◆ **Your goal**: Please return the full listing below without altering anything.

◆ **Extracted records**:
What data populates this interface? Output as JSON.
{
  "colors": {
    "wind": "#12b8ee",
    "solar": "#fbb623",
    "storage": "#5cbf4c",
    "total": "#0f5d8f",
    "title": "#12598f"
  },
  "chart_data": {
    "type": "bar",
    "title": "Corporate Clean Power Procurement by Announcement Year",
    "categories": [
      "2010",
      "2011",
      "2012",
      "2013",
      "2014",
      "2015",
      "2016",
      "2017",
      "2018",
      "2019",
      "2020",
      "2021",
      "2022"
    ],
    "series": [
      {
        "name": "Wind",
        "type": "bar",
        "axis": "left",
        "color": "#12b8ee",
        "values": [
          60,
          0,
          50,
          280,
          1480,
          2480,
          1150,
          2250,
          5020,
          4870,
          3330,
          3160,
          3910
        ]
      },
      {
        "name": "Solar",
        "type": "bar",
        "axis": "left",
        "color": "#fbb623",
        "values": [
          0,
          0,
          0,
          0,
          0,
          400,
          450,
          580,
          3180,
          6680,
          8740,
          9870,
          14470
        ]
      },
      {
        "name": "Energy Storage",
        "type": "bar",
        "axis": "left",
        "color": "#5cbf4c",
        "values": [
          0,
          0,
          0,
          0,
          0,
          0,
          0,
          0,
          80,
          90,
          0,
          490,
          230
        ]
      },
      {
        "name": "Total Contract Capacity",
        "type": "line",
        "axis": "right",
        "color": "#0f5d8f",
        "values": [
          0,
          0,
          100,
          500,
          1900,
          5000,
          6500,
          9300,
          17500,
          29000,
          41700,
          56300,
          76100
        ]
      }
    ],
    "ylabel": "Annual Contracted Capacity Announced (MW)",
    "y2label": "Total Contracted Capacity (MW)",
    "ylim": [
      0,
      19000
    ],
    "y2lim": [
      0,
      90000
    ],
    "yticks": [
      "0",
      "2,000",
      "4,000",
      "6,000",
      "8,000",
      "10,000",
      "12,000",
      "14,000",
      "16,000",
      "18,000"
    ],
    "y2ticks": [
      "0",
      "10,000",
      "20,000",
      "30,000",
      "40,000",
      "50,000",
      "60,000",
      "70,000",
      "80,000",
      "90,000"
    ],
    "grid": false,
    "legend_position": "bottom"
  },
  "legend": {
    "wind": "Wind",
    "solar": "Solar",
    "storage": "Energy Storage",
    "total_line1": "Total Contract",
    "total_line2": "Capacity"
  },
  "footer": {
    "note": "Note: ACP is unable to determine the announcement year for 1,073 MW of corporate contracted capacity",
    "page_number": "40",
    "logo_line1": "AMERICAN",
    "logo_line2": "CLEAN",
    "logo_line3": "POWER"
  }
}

◆ **Written answer**:
What data populates this interface? Output as JSON.
{
  "colors": {
    "wind": "#12b8ee",
    "solar": "#fbb623",
    "storage": "#5cbf4c",
    "total": "#0f5d8f",
    "title": "#12598f"
  },
  "chart_data": {
    "type": "bar",
    "title": "Corporate Clean Power Procurement by Announcement Year",
    "categories": [
      "2010",
      "2011",
      "2012",
      "2013",
      "2014",
      "2015",
      "2016",
      "2017",
      "2018",
      "2019",
      "2020",
      "2021",
      "2022"
    ],
    "series": [
      {
        "name": "Wind",
        "type": "bar",
        "axis": "left",
        "color": "#12b8ee",
        "values": [
          60,
          0,
          50,
          280,
          1480,
          2480,
          1150,
          2250,
          5020,
          4870,
          3330,
          3160,
          3910
        ]
      },
      {
        "name": "Solar",
        "type": "bar",
        "axis": "left",
        "color": "#fbb623",
        "values": [
          0,
          0,
          0,
          0,
          0,
          400,
          450,
          580,
          3180,
          6680,
          8740,
          9870,
          14470
        ]
      },
      {
        "name": "Energy Storage",
        "type": "bar",
        "axis": "left",
        "color": "#5cbf4c",
        "values": [
          0,
          0,
          0,
          0,
          0,
          0,
          0,
          0,
          80,
          90,
          0,
          490,
          230
        ]
      },
      {
        "name": "Total Contract Capacity",
        "type": "line",
        "axis": "right",
        "color": "#0f5d8f",
        "values": [
          0,
          0,
          100,
          500,
          1900,
          5000,
          6500,
          9300,
          17500,
          29000,
          41700,
          56300,
          76100
        ]
      }
    ],
    "ylabel": "Annual Contracted Capacity Announced (MW)",
    "y2label": "Total Contracted Capacity (MW)",
    "ylim": [
      0,
      19000
    ],
    "y2lim": [
      0,
      90000
    ],
    "yticks": [
      "0",
      "2,000",
      "4,000",
      "6,000",
      "8,000",
      "10,000",
      "12,000",
      "14,000",
      "16,000",
      "18,000"
    ],
    "y2ticks": [
      "0",
      "10,000",
      "20,000",
      "30,000",
      "40,000",
      "50,000",
      "60,000",
      "70,000",
      "80,000",
      "90,000"
    ],
    "grid": false,
    "legend_position": "bottom"
  },
  "legend": {
    "wind": "Wind",
    "solar": "Solar",
    "storage": "Energy Storage",
    "total_line1": "Total Contract",
    "total_line2": "Capacity"
  },
  "footer": {
    "note": "Note: ACP is unable to determine the announcement year for 1,073 MW of corporate contracted capacity",
    "page_number": "40",
    "logo_line1": "AMERICAN",
    "logo_line2": "CLEAN",
    "logo_line3": "POWER"
  }
}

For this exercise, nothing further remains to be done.